### [THE PROBLEM]
Your copy of the material below should match it exactly, except that it holds no pictures.

· · ·

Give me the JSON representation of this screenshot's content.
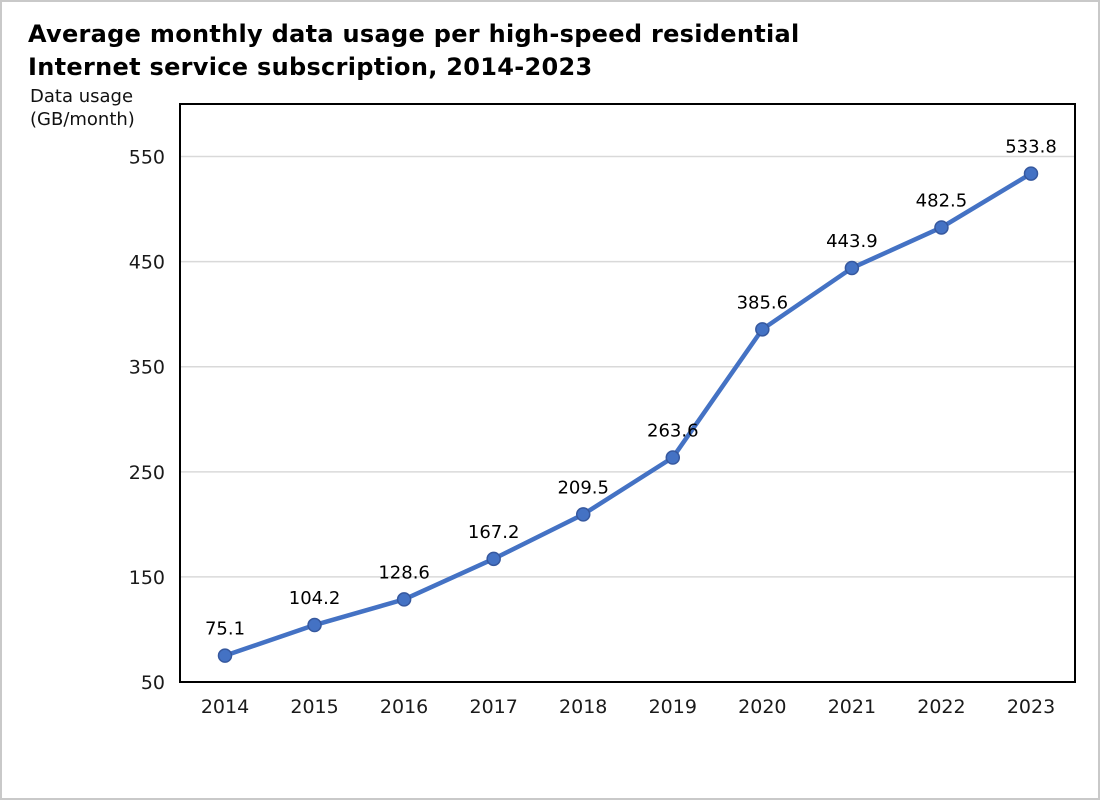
{
  "window": {
    "background": "#ffffff",
    "frame_border_color": "#c9c9c9"
  },
  "chart": {
    "title": "Average monthly data usage per high-speed residential\nInternet service subscription, 2014-2023",
    "y_axis_unit_label": "Data usage\n(GB/month)"
  },
  "chart_data": {
    "type": "line",
    "title": "Average monthly data usage per high-speed residential Internet service subscription, 2014-2023",
    "xlabel": "",
    "ylabel": "Data usage (GB/month)",
    "categories": [
      "2014",
      "2015",
      "2016",
      "2017",
      "2018",
      "2019",
      "2020",
      "2021",
      "2022",
      "2023"
    ],
    "values": [
      75.1,
      104.2,
      128.6,
      167.2,
      209.5,
      263.6,
      385.6,
      443.9,
      482.5,
      533.8
    ],
    "y_ticks": [
      50,
      150,
      250,
      350,
      450,
      550
    ],
    "ylim": [
      50,
      600
    ],
    "grid": "horizontal-only",
    "legend": "none",
    "data_labels": true,
    "line_color": "#4472C4",
    "marker_color": "#4472C4",
    "marker_edge_color": "#36589E",
    "gridline_color": "#D9D9D9",
    "axis_border_color": "#000000",
    "tick_label_color": "#1a1a1a",
    "data_label_color": "#000000"
  }
}
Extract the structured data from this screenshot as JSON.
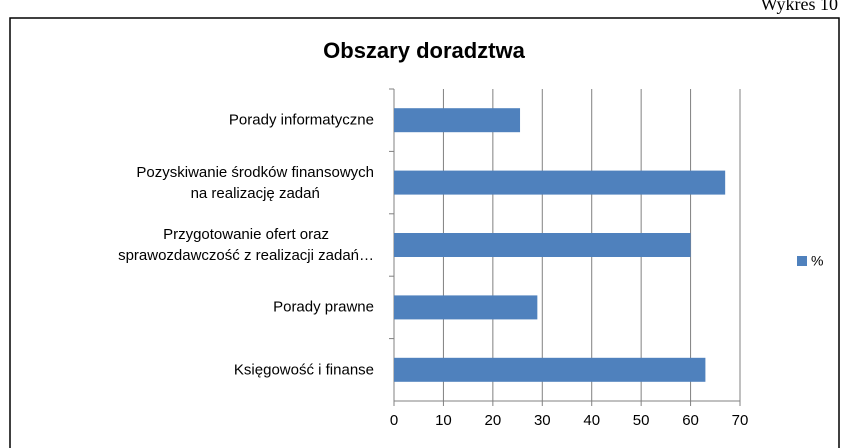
{
  "header": "Wykres 10",
  "chart_data": {
    "type": "barh",
    "title": "Obszary doradztwa",
    "categories": [
      "Porady informatyczne",
      "Pozyskiwanie środków finansowych\nna realizację zadań",
      "Przygotowanie ofert  oraz\nsprawozdawczość z realizacji zadań…",
      "Porady prawne",
      "Księgowość i finanse"
    ],
    "series": [
      {
        "name": "%",
        "color": "#4f81bd",
        "values": [
          25.5,
          67,
          60,
          29,
          63
        ]
      }
    ],
    "xlim": [
      0,
      70
    ],
    "xticks": [
      0,
      10,
      20,
      30,
      40,
      50,
      60,
      70
    ],
    "grid": true,
    "legend": "right"
  }
}
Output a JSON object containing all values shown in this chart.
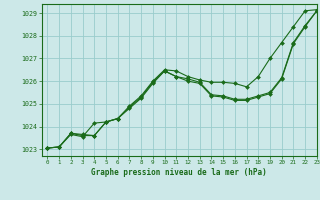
{
  "title": "Graphe pression niveau de la mer (hPa)",
  "bg_color": "#cce8e8",
  "grid_color": "#99cccc",
  "line_color": "#1a6b1a",
  "marker_color": "#1a6b1a",
  "xlim": [
    -0.5,
    23
  ],
  "ylim": [
    1022.7,
    1029.4
  ],
  "yticks": [
    1023,
    1024,
    1025,
    1026,
    1027,
    1028,
    1029
  ],
  "xticks": [
    0,
    1,
    2,
    3,
    4,
    5,
    6,
    7,
    8,
    9,
    10,
    11,
    12,
    13,
    14,
    15,
    16,
    17,
    18,
    19,
    20,
    21,
    22,
    23
  ],
  "series": [
    [
      1023.05,
      1023.1,
      1023.7,
      1023.6,
      1023.6,
      1024.2,
      1024.35,
      1024.9,
      1025.35,
      1026.0,
      1026.5,
      1026.45,
      1026.2,
      1026.05,
      1025.95,
      1025.95,
      1025.9,
      1025.75,
      1026.2,
      1027.0,
      1027.7,
      1028.4,
      1029.1,
      1029.15
    ],
    [
      1023.05,
      1023.1,
      1023.7,
      1023.65,
      1023.6,
      1024.2,
      1024.35,
      1024.85,
      1025.3,
      1025.95,
      1026.45,
      1026.2,
      1026.1,
      1025.95,
      1025.4,
      1025.35,
      1025.2,
      1025.2,
      1025.35,
      1025.5,
      1026.15,
      1027.7,
      1028.45,
      1029.1
    ],
    [
      1023.05,
      1023.1,
      1023.65,
      1023.55,
      1024.15,
      1024.2,
      1024.35,
      1024.8,
      1025.25,
      1025.9,
      1026.45,
      1026.2,
      1026.0,
      1025.9,
      1025.35,
      1025.3,
      1025.15,
      1025.15,
      1025.3,
      1025.45,
      1026.1,
      1027.65,
      1028.4,
      1029.1
    ]
  ]
}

· · ·

### [RESPONSE TO THE TASK]
Give me the JSON representation of this screenshot's content.
{
  "window": {
    "background": "#ffffff",
    "frame_border_color": "#c9c9c9"
  },
  "chart": {
    "title": "Average monthly data usage per high-speed residential\nInternet service subscription, 2014-2023",
    "y_axis_unit_label": "Data usage\n(GB/month)"
  },
  "chart_data": {
    "type": "line",
    "title": "Average monthly data usage per high-speed residential Internet service subscription, 2014-2023",
    "xlabel": "",
    "ylabel": "Data usage (GB/month)",
    "categories": [
      "2014",
      "2015",
      "2016",
      "2017",
      "2018",
      "2019",
      "2020",
      "2021",
      "2022",
      "2023"
    ],
    "values": [
      75.1,
      104.2,
      128.6,
      167.2,
      209.5,
      263.6,
      385.6,
      443.9,
      482.5,
      533.8
    ],
    "y_ticks": [
      50,
      150,
      250,
      350,
      450,
      550
    ],
    "ylim": [
      50,
      600
    ],
    "grid": "horizontal-only",
    "legend": "none",
    "data_labels": true,
    "line_color": "#4472C4",
    "marker_color": "#4472C4",
    "marker_edge_color": "#36589E",
    "gridline_color": "#D9D9D9",
    "axis_border_color": "#000000",
    "tick_label_color": "#1a1a1a",
    "data_label_color": "#000000"
  }
}
Extract the structured data from this screenshot as JSON.
{
  "header": "Wykres 10",
  "chart_data": {
    "type": "barh",
    "title": "Obszary doradztwa",
    "categories": [
      "Porady informatyczne",
      "Pozyskiwanie środków finansowych\nna realizację zadań",
      "Przygotowanie ofert  oraz\nsprawozdawczość z realizacji zadań…",
      "Porady prawne",
      "Księgowość i finanse"
    ],
    "series": [
      {
        "name": "%",
        "color": "#4f81bd",
        "values": [
          25.5,
          67,
          60,
          29,
          63
        ]
      }
    ],
    "xlim": [
      0,
      70
    ],
    "xticks": [
      0,
      10,
      20,
      30,
      40,
      50,
      60,
      70
    ],
    "grid": true,
    "legend": "right"
  }
}
Output a JSON object containing all values shown in this chart.
{
  "title": "Graphe pression niveau de la mer (hPa)",
  "bg_color": "#cce8e8",
  "grid_color": "#99cccc",
  "line_color": "#1a6b1a",
  "marker_color": "#1a6b1a",
  "xlim": [
    -0.5,
    23
  ],
  "ylim": [
    1022.7,
    1029.4
  ],
  "yticks": [
    1023,
    1024,
    1025,
    1026,
    1027,
    1028,
    1029
  ],
  "xticks": [
    0,
    1,
    2,
    3,
    4,
    5,
    6,
    7,
    8,
    9,
    10,
    11,
    12,
    13,
    14,
    15,
    16,
    17,
    18,
    19,
    20,
    21,
    22,
    23
  ],
  "series": [
    [
      1023.05,
      1023.1,
      1023.7,
      1023.6,
      1023.6,
      1024.2,
      1024.35,
      1024.9,
      1025.35,
      1026.0,
      1026.5,
      1026.45,
      1026.2,
      1026.05,
      1025.95,
      1025.95,
      1025.9,
      1025.75,
      1026.2,
      1027.0,
      1027.7,
      1028.4,
      1029.1,
      1029.15
    ],
    [
      1023.05,
      1023.1,
      1023.7,
      1023.65,
      1023.6,
      1024.2,
      1024.35,
      1024.85,
      1025.3,
      1025.95,
      1026.45,
      1026.2,
      1026.1,
      1025.95,
      1025.4,
      1025.35,
      1025.2,
      1025.2,
      1025.35,
      1025.5,
      1026.15,
      1027.7,
      1028.45,
      1029.1
    ],
    [
      1023.05,
      1023.1,
      1023.65,
      1023.55,
      1024.15,
      1024.2,
      1024.35,
      1024.8,
      1025.25,
      1025.9,
      1026.45,
      1026.2,
      1026.0,
      1025.9,
      1025.35,
      1025.3,
      1025.15,
      1025.15,
      1025.3,
      1025.45,
      1026.1,
      1027.65,
      1028.4,
      1029.1
    ]
  ]
}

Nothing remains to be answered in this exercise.